The central region was sequenced at a 0.4x covering rate using a BAC end sequencing approach (see Materials and Methods). For the comparison of the central region of the S. ambofaciens chromosome with S. coelicolor, the BESs were aligned on the S. coelicolor chromosome using BlastN analyses (fig. 1). This analysis reveals a high level of synteny between the central parts of the chromosome of these 2 species. Chromosome structure comparisons reveal the occurrence of 2 inversion events centered on the origin of replication, detectable as broken X patterns in the data (fig. 1A). They correspond to 2 out of the 4 inversions previously reported in the S. coelicolor/S. avermitilis genome comparison (Ikeda et al. 2003). Most (6/8) of these inversion points cannot be precisely localized because they are located in species-specific regions. For example, a break point falls near the pSAM2-like element (Sezonov et al. 1998) adjacent to the calcium-dependent antibiotic (cda) cluster in S. coelicolor. It thus seems that the inversion events are more likely to be fixed within regions where rearrangements are counterselected less efficiently. Further, in order to assess the level of identity between central homologous genes, 3 independent BACs from the S. ambofaciens central chromosomal region were arbitrarily chosen and sequenced in their entirety (91 genes; 117 kb). All predicted genes share a conserved organization and a high level of identity with the other Streptomyces genomes following the phylogenetic relationships (89% and 82% of amino acid identity with S. coelicolor and S. avermitilis, respectively; 90% and 84%, respectively, at the nucleotide level; data not shown) inferred by rDNA sequence analysis (http://avermitilis.ls.kitasato-u.ac.jp/tree2.html). A single synteny break is observed among the 117 kb between S. ambofaciens and S. coelicolor. Dot plots comparing homologous proteins of the 2 other Streptomyces reveal that the central region is highly conserved even at long evolutionary distances as shown in Ikeda et al. (2003). The synteny includes the central part, whereas the replicon extremities appear species specific.
Although the level of synteny is high in the central regions, the insertion of several specific genomic islands has occurred. The S. ambofaciens/S. coelicolor comparison using BAC alignments (fig. 1B) revealed 4 clusters (larger than the maximum length of a BAC insert, i.e., circa 80 kb) specific to S. ambofaciens. One of them corresponds to the spiramycin antibiotic gene cluster (Richardson et al. 1990). Reciprocally, 12 S. coelicolor–specific regions whose sizes vary from 26 to 149 kb are located in the essential core region (Supplementary Material online). Bentley et al. (2002) defined 14 regions potentially recently laterally acquired in the S. coelicolor chromosome according to the G/C and gene contents. The present analysis confirms that half of them (7/14) could have a recent origin in S. coelicolor because they are absent in the S. ambofaciens chromosome, although one cannot exclude the possibility that they were once present in the S. ambofaciens lineage but have since been lost. They include the actinorhodin (Malpartida and Hopwood 1986), undecylprodigiosin (Rudd and Hopwood 1980), and cda (Wright and Hopwood 1976) gene clusters and a 41-kb region (from SCO3677 to SCO3725 including genes relevant to resistance to heavy metals) adjacent to a tRNA gene. Although tRNA genes are known targets for integrative elements, no other specific signature could be identified within this genomic island. The 7 other regions putatively recently laterally acquired have a small size (about 10 kb), and the BES analysis reveals that at least 2 of them are present in the S. ambofaciens chromosome.

_The data:_
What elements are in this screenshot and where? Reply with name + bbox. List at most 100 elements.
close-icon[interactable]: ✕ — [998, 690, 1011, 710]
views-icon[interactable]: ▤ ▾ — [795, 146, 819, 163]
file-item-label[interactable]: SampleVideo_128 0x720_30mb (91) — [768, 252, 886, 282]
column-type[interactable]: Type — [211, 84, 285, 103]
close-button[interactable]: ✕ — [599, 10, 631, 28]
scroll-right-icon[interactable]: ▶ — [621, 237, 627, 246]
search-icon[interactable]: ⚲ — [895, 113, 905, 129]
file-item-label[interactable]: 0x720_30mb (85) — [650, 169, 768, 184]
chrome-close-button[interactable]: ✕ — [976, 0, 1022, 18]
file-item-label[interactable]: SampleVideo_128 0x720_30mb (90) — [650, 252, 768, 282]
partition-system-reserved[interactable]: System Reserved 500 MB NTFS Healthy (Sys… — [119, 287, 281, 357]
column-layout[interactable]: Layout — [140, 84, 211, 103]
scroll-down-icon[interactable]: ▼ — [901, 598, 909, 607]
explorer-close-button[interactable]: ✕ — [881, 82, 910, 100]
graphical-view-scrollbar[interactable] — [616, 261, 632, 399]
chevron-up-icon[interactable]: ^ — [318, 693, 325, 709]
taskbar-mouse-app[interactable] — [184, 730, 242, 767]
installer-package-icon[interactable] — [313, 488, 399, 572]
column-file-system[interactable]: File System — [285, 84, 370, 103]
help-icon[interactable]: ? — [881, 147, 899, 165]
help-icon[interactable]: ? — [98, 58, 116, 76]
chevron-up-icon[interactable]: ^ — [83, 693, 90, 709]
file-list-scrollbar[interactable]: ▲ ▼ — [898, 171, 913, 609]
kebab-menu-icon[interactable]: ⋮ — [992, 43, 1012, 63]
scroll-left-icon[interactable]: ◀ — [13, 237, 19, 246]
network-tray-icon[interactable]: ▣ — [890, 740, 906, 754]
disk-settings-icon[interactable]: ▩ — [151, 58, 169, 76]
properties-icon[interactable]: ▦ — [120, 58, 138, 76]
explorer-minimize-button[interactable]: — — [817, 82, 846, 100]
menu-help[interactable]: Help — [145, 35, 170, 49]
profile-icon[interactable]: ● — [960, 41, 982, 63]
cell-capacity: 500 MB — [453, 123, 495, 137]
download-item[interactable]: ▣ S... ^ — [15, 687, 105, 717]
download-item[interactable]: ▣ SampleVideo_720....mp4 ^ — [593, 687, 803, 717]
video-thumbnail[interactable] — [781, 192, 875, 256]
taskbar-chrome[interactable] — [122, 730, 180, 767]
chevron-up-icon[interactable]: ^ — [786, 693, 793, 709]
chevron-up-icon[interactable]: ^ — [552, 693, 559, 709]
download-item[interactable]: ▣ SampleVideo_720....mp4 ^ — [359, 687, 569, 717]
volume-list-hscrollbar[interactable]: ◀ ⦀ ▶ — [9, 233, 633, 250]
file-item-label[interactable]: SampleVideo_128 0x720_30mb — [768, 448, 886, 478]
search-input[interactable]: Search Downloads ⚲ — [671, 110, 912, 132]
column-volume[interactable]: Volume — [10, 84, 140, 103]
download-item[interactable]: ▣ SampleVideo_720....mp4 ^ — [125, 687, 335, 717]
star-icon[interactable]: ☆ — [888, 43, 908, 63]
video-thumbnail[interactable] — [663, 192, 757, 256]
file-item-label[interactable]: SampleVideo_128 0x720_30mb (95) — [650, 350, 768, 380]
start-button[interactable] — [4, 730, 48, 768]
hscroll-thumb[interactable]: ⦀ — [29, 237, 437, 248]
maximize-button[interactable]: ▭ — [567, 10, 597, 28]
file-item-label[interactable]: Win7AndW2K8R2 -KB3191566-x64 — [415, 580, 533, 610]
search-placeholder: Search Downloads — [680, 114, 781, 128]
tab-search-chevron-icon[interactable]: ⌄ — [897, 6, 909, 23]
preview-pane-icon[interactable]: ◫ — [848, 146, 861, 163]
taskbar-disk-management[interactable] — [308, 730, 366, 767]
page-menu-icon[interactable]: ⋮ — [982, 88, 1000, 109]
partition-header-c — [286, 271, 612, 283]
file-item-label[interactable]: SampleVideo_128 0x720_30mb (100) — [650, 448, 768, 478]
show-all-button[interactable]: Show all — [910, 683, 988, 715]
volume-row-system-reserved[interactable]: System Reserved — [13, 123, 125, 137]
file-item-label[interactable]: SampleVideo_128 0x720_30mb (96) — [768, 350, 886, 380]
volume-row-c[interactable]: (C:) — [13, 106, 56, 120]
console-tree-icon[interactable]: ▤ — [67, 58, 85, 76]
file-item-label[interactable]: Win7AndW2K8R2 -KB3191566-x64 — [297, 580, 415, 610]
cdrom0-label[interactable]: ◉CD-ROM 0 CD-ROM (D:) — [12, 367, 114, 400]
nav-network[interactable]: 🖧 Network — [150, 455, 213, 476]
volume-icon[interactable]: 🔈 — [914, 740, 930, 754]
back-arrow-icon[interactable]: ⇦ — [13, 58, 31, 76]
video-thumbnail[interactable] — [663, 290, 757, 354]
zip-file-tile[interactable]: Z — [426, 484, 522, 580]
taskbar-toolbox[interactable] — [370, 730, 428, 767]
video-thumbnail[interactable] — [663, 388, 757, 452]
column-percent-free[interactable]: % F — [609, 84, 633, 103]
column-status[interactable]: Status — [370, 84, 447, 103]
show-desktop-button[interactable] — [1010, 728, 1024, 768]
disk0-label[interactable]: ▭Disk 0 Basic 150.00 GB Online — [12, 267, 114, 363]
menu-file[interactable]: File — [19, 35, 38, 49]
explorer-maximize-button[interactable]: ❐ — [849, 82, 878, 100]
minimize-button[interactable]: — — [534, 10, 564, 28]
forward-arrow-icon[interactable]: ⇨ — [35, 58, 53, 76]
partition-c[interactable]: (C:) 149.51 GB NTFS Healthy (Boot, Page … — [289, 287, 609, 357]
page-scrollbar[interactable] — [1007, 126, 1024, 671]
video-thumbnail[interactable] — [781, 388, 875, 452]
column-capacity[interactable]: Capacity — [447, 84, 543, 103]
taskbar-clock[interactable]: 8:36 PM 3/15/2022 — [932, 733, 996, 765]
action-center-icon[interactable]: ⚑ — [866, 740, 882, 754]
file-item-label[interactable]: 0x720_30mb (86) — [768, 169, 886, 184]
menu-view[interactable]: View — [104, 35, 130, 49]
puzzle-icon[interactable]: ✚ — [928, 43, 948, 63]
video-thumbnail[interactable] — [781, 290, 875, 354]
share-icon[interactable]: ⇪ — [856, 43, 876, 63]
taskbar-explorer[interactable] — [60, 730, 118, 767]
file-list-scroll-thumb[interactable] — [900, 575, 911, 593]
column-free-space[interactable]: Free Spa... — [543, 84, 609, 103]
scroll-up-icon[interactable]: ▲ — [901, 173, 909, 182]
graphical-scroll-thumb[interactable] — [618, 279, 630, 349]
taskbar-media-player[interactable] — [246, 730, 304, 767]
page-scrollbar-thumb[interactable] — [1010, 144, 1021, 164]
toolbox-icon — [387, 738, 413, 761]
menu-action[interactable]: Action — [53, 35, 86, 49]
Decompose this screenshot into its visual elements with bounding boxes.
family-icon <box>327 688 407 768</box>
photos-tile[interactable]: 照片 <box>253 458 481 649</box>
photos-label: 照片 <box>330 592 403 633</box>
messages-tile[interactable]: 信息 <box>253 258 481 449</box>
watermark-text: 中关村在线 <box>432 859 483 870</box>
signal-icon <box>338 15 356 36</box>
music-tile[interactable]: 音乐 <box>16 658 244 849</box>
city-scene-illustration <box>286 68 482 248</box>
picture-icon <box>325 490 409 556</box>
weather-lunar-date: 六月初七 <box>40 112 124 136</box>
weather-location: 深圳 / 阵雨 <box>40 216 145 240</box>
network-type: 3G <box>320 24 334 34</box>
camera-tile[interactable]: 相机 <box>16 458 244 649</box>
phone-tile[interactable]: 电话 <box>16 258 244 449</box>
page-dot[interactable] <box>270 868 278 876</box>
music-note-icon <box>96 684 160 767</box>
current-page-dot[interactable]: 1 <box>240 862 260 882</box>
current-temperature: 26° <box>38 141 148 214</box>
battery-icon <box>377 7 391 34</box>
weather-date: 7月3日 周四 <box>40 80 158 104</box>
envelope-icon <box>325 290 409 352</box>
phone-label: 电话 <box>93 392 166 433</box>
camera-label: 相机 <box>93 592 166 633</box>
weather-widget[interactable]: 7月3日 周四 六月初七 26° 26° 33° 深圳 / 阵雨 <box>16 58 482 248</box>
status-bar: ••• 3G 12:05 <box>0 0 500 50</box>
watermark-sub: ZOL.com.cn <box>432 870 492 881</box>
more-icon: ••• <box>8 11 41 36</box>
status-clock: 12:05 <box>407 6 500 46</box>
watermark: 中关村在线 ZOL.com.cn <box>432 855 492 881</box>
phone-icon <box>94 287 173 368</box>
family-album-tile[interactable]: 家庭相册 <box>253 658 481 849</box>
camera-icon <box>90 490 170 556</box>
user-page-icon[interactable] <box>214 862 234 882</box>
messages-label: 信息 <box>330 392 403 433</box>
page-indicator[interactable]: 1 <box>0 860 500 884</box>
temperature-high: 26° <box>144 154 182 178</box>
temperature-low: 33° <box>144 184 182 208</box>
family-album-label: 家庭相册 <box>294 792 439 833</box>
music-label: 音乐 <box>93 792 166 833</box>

_What you will do:_ Continue the passage on comparing the S. ambofaciens and S. coelicolor chromosomes, starting right after its last sentence.

_Task response:_
The Size of the Terminal Species-Specific Regions Increases as the Phylogenetic Distance between Compared Species Increases
The confinement of variability at the chromosomal extremities seems a general trait of the Streptomyces genome. Indeed, when a given species is compared with the other 2, the minimal size of the specific information can be deduced. Thus, the specific extremities cover 1,279 kb (619 + 660 kb) in S. ambofaciens as illustrated in figure 2. Considering the absence of a drastic drop in synteny, the limits of the specific terminal regions were defined using a threshold of 20% of GOC for each pairwise comparison (see Materials and Methods for GOC calculation). Interestingly, the size of the species-specific regions increases with the phylogenetic distance. This is shown in figure 2, where the size of the S. ambofaciens–specific extremities increases from 1,279 kb (619 + 660 kb) compared with S. coelicolor to 1,878 kb (889 + 989 kb) compared with S. avermitilis. Reciprocally, the size of the central conserved part decreases with the distance. These data suggest that the specific information preferentially accumulates in the terminal regions along the evolutionary time.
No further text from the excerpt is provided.